[Figure collection entries]
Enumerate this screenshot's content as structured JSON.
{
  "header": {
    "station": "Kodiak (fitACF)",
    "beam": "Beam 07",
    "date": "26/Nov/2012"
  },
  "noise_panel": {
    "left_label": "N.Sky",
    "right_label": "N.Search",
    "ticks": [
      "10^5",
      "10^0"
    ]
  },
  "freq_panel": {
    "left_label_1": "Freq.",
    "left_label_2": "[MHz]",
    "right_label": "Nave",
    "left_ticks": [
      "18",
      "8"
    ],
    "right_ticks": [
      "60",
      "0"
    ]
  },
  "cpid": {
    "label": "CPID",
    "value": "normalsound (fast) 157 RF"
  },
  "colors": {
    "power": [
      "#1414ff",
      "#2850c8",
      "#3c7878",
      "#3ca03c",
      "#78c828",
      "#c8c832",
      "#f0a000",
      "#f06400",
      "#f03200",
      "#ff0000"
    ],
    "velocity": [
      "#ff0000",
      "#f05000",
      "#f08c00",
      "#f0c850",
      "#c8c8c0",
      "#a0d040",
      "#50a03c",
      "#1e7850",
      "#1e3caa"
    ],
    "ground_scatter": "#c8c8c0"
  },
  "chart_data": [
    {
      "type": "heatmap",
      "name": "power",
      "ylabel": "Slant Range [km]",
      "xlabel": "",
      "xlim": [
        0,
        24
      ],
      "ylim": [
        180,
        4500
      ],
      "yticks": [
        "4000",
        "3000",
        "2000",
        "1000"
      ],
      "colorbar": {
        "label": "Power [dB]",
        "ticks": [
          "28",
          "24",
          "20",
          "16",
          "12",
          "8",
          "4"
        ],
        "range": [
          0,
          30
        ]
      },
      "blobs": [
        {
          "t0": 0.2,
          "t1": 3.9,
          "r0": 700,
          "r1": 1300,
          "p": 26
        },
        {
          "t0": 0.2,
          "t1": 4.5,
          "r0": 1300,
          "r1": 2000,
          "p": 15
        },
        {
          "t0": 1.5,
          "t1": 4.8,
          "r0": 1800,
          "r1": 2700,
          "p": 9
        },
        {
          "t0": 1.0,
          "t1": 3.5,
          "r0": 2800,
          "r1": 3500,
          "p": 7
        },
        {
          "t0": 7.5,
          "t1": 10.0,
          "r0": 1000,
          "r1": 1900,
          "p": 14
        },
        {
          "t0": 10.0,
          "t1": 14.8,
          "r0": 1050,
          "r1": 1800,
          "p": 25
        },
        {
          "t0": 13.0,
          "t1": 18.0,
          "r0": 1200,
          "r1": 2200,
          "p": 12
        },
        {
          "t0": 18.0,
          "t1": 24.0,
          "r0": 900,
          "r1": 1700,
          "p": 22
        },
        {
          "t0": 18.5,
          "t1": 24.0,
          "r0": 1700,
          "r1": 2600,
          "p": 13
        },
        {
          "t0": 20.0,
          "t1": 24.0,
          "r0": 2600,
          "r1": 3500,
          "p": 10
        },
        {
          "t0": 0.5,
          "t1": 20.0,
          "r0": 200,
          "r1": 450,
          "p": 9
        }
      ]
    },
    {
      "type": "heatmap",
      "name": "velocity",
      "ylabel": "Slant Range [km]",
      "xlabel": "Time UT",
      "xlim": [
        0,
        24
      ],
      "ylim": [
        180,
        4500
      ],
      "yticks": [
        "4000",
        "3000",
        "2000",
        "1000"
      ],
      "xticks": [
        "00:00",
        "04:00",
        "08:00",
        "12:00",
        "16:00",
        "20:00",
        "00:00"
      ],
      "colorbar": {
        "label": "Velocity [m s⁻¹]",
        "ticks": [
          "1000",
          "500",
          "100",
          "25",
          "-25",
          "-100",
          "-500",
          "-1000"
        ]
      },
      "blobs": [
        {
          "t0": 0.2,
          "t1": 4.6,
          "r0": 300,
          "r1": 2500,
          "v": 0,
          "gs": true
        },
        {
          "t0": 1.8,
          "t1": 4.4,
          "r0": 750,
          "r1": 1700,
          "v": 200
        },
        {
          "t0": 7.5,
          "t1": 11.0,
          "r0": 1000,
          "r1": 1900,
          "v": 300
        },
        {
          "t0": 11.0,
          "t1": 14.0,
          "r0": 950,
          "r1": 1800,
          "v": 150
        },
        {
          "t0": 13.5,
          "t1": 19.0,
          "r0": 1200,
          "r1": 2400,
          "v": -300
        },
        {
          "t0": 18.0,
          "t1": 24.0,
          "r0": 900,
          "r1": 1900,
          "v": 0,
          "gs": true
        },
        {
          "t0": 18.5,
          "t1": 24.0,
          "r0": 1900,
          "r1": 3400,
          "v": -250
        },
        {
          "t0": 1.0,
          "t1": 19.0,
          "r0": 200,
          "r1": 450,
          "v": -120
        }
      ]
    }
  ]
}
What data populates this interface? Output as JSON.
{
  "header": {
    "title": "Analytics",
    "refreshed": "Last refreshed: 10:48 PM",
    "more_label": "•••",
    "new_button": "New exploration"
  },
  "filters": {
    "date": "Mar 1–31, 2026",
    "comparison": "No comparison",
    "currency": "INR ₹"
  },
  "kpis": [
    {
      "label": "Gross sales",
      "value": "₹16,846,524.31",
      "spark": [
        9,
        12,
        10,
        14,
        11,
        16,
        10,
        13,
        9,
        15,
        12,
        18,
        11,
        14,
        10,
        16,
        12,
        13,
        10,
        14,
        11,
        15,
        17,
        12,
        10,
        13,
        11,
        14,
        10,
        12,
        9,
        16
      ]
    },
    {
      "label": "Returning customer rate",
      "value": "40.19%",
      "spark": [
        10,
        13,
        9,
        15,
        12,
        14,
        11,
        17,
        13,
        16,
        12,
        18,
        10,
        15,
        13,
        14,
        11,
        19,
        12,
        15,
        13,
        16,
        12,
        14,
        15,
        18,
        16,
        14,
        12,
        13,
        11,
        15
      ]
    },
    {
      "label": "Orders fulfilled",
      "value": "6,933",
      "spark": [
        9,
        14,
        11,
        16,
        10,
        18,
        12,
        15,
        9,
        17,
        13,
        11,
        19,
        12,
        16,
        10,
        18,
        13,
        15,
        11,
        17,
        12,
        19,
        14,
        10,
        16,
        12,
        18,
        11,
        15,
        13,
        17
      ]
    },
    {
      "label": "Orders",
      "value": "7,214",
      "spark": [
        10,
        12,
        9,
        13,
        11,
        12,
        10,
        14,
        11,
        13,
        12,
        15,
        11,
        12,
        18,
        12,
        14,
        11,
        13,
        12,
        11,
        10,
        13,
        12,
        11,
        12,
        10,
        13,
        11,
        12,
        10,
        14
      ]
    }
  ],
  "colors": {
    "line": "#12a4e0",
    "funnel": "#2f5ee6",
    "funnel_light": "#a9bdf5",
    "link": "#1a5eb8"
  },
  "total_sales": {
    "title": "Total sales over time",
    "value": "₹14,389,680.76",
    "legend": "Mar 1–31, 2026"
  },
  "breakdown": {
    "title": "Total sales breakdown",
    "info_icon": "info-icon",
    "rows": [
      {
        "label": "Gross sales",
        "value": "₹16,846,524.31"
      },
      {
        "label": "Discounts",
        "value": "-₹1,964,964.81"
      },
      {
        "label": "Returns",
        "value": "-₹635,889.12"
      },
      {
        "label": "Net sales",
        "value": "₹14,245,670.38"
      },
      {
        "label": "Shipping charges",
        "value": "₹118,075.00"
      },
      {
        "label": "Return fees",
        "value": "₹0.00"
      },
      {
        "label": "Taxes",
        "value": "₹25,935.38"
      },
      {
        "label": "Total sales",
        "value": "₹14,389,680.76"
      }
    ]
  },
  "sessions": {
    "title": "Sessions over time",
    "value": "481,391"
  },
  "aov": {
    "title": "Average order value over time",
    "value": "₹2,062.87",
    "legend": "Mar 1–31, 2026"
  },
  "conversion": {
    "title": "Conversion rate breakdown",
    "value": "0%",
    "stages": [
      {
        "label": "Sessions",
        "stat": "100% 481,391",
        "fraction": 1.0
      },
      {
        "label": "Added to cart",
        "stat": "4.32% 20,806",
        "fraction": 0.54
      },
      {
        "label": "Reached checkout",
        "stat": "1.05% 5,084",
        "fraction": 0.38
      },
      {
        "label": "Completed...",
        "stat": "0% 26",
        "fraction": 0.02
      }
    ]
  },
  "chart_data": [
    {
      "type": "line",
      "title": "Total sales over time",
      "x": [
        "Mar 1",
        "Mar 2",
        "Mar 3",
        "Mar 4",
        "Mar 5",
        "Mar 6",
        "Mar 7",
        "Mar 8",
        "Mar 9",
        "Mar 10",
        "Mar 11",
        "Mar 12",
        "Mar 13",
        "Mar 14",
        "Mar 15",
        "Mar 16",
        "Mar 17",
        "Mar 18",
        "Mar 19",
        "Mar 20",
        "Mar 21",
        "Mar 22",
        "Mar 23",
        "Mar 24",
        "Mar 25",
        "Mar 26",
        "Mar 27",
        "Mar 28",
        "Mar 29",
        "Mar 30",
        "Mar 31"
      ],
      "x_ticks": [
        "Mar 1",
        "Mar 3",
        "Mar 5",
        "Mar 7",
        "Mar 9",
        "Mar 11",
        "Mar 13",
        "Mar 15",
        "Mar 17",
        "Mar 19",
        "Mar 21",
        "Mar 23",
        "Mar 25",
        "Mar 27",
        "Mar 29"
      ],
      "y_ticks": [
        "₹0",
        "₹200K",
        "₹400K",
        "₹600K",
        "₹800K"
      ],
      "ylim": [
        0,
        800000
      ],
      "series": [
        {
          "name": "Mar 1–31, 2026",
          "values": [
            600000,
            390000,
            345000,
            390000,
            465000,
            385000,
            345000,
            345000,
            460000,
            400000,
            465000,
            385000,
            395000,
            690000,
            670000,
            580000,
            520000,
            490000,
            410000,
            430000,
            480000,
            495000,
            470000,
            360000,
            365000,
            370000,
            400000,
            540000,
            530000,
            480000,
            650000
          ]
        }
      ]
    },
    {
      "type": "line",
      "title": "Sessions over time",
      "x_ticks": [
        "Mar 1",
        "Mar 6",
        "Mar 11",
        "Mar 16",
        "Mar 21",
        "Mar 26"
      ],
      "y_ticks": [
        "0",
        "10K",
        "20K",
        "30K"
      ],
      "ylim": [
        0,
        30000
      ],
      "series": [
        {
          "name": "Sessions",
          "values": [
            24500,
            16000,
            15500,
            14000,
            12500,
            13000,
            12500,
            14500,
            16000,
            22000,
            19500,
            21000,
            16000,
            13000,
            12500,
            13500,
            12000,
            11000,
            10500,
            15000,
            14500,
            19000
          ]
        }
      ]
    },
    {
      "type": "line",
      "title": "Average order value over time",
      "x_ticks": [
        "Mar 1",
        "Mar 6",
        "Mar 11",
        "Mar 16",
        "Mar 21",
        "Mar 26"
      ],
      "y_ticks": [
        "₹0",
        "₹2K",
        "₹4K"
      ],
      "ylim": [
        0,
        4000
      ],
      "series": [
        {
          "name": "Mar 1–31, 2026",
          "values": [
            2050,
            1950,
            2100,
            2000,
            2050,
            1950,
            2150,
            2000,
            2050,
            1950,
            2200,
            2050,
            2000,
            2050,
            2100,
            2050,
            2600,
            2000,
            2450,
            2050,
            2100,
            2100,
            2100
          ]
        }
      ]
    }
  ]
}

#### SET TASK:
Filter the data, keeping only the lines that contain "over".

#### ANSWER TO THE EXERCISE:
    "title": "Total sales over time",
    "title": "Sessions over time",
    "title": "Average order value over time",
      "title": "Total sales over time",
      "title": "Sessions over time",
      "title": "Average order value over time",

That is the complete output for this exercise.